> Written request: Restate all of the entries exactly, dropping any pictures they hold.

[Saved entries]
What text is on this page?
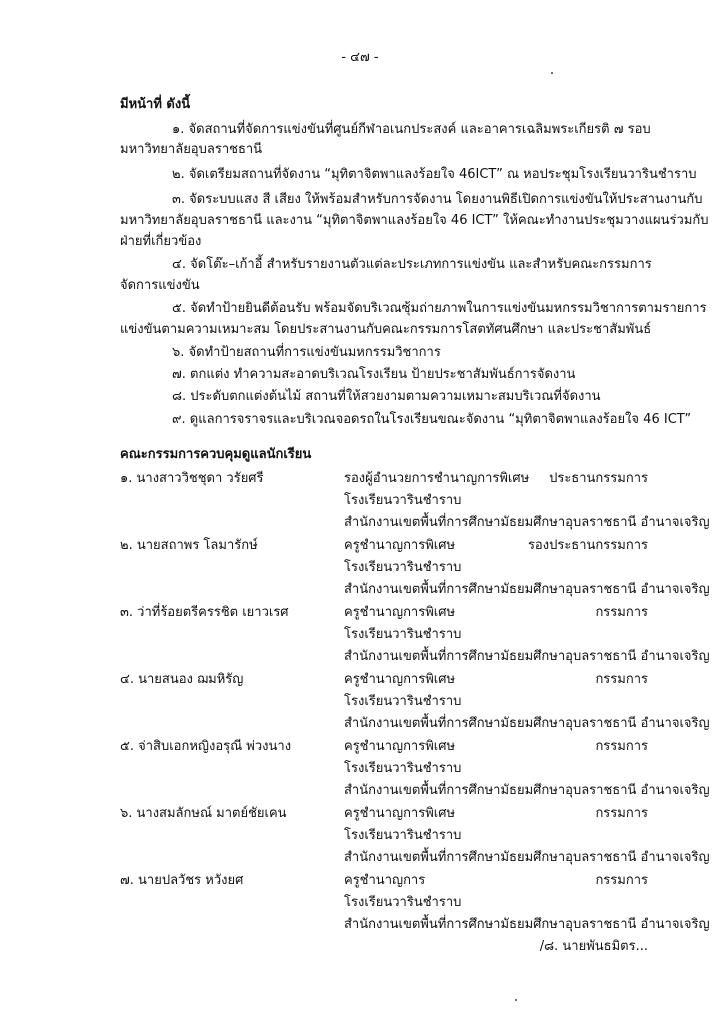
- ๔๗ -
มีหน้าที่ ดังนี้
๑. จัดสถานที่จัดการแข่งขันที่ศูนย์กีฬาอเนกประสงค์ และอาคารเฉลิมพระเกียรติ ๗ รอบ
มหาวิทยาลัยอุบลราชธานี
๒. จัดเตรียมสถานที่จัดงาน “มุทิตาจิตพาแลงร้อยใจ 46ICT” ณ หอประชุมโรงเรียนวารินชำราบ
๓. จัดระบบแสง สี เสียง ให้พร้อมสำหรับการจัดงาน โดยงานพิธีเปิดการแข่งขันให้ประสานงานกับ
มหาวิทยาลัยอุบลราชธานี และงาน “มุทิตาจิตพาแลงร้อยใจ 46 ICT” ให้คณะทำงานประชุมวางแผนร่วมกับ
ฝ่ายที่เกี่ยวข้อง
๔. จัดโต๊ะ–เก้าอี้ สำหรับรายงานตัวแต่ละประเภทการแข่งขัน และสำหรับคณะกรรมการ
จัดการแข่งขัน
๕. จัดทำป้ายยินดีต้อนรับ พร้อมจัดบริเวณซุ้มถ่ายภาพในการแข่งขันมหกรรมวิชาการตามรายการ
แข่งขันตามความเหมาะสม โดยประสานงานกับคณะกรรมการโสตทัศนศึกษา และประชาสัมพันธ์
๖. จัดทำป้ายสถานที่การแข่งขันมหกรรมวิชาการ
๗. ตกแต่ง ทำความสะอาดบริเวณโรงเรียน ป้ายประชาสัมพันธ์การจัดงาน
๘. ประดับตกแต่งต้นไม้ สถานที่ให้สวยงามตามความเหมาะสมบริเวณที่จัดงาน
๙. ดูแลการจราจรและบริเวณจอดรถในโรงเรียนขณะจัดงาน “มุทิตาจิตพาแลงร้อยใจ 46 ICT”
คณะกรรมการควบคุมดูแลนักเรียน
๑. นางสาววิชชุดา วรัยศรี	รองผู้อำนวยการชำนาญการพิเศษ ประธานกรรมการ
โรงเรียนวารินชำราบ
สำนักงานเขตพื้นที่การศึกษามัธยมศึกษาอุบลราชธานี อำนาจเจริญ
๒. นายสถาพร โลมารักษ์	ครูชำนาญการพิเศษ	รองประธานกรรมการ
โรงเรียนวารินชำราบ
สำนักงานเขตพื้นที่การศึกษามัธยมศึกษาอุบลราชธานี อำนาจเจริญ
๓. ว่าที่ร้อยตรีครรชิต เยาวเรศ	ครูชำนาญการพิเศษ	กรรมการ
โรงเรียนวารินชำราบ
สำนักงานเขตพื้นที่การศึกษามัธยมศึกษาอุบลราชธานี อำนาจเจริญ
๔. นายสนอง ฌมหิรัญ	ครูชำนาญการพิเศษ	กรรมการ
โรงเรียนวารินชำราบ
สำนักงานเขตพื้นที่การศึกษามัธยมศึกษาอุบลราชธานี อำนาจเจริญ
๕. จ่าสิบเอกหญิงอรุณี พ่วงนาง	ครูชำนาญการพิเศษ	กรรมการ
โรงเรียนวารินชำราบ
สำนักงานเขตพื้นที่การศึกษามัธยมศึกษาอุบลราชธานี อำนาจเจริญ
๖. นางสมลักษณ์ มาตย์ชัยเคน	ครูชำนาญการพิเศษ	กรรมการ
โรงเรียนวารินชำราบ
สำนักงานเขตพื้นที่การศึกษามัธยมศึกษาอุบลราชธานี อำนาจเจริญ
๗. นายปลวัชร หวังยศ	ครูชำนาญการ	กรรมการ
โรงเรียนวารินชำราบ
สำนักงานเขตพื้นที่การศึกษามัธยมศึกษาอุบลราชธานี อำนาจเจริญ
/๘. นายพันธมิตร...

> Complete output:
What text is on this page?
- ๔๗ -
มีหน้าที่ ดังนี้
๑. จัดสถานที่จัดการแข่งขันที่ศูนย์กีฬาอเนกประสงค์ และอาคารเฉลิมพระเกียรติ ๗ รอบ
มหาวิทยาลัยอุบลราชธานี
๒. จัดเตรียมสถานที่จัดงาน “มุทิตาจิตพาแลงร้อยใจ 46ICT” ณ หอประชุมโรงเรียนวารินชำราบ
๓. จัดระบบแสง สี เสียง ให้พร้อมสำหรับการจัดงาน โดยงานพิธีเปิดการแข่งขันให้ประสานงานกับ
มหาวิทยาลัยอุบลราชธานี และงาน “มุทิตาจิตพาแลงร้อยใจ 46 ICT” ให้คณะทำงานประชุมวางแผนร่วมกับ
ฝ่ายที่เกี่ยวข้อง
๔. จัดโต๊ะ–เก้าอี้ สำหรับรายงานตัวแต่ละประเภทการแข่งขัน และสำหรับคณะกรรมการ
จัดการแข่งขัน
๕. จัดทำป้ายยินดีต้อนรับ พร้อมจัดบริเวณซุ้มถ่ายภาพในการแข่งขันมหกรรมวิชาการตามรายการ
แข่งขันตามความเหมาะสม โดยประสานงานกับคณะกรรมการโสตทัศนศึกษา และประชาสัมพันธ์
๖. จัดทำป้ายสถานที่การแข่งขันมหกรรมวิชาการ
๗. ตกแต่ง ทำความสะอาดบริเวณโรงเรียน ป้ายประชาสัมพันธ์การจัดงาน
๘. ประดับตกแต่งต้นไม้ สถานที่ให้สวยงามตามความเหมาะสมบริเวณที่จัดงาน
๙. ดูแลการจราจรและบริเวณจอดรถในโรงเรียนขณะจัดงาน “มุทิตาจิตพาแลงร้อยใจ 46 ICT”
คณะกรรมการควบคุมดูแลนักเรียน
๑. นางสาววิชชุดา วรัยศรี	รองผู้อำนวยการชำนาญการพิเศษ ประธานกรรมการ
โรงเรียนวารินชำราบ
สำนักงานเขตพื้นที่การศึกษามัธยมศึกษาอุบลราชธานี อำนาจเจริญ
๒. นายสถาพร โลมารักษ์	ครูชำนาญการพิเศษ	รองประธานกรรมการ
โรงเรียนวารินชำราบ
สำนักงานเขตพื้นที่การศึกษามัธยมศึกษาอุบลราชธานี อำนาจเจริญ
๓. ว่าที่ร้อยตรีครรชิต เยาวเรศ	ครูชำนาญการพิเศษ	กรรมการ
โรงเรียนวารินชำราบ
สำนักงานเขตพื้นที่การศึกษามัธยมศึกษาอุบลราชธานี อำนาจเจริญ
๔. นายสนอง ฌมหิรัญ	ครูชำนาญการพิเศษ	กรรมการ
โรงเรียนวารินชำราบ
สำนักงานเขตพื้นที่การศึกษามัธยมศึกษาอุบลราชธานี อำนาจเจริญ
๕. จ่าสิบเอกหญิงอรุณี พ่วงนาง	ครูชำนาญการพิเศษ	กรรมการ
โรงเรียนวารินชำราบ
สำนักงานเขตพื้นที่การศึกษามัธยมศึกษาอุบลราชธานี อำนาจเจริญ
๖. นางสมลักษณ์ มาตย์ชัยเคน	ครูชำนาญการพิเศษ	กรรมการ
โรงเรียนวารินชำราบ
สำนักงานเขตพื้นที่การศึกษามัธยมศึกษาอุบลราชธานี อำนาจเจริญ
๗. นายปลวัชร หวังยศ	ครูชำนาญการ	กรรมการ
โรงเรียนวารินชำราบ
สำนักงานเขตพื้นที่การศึกษามัธยมศึกษาอุบลราชธานี อำนาจเจริญ
/๘. นายพันธมิตร...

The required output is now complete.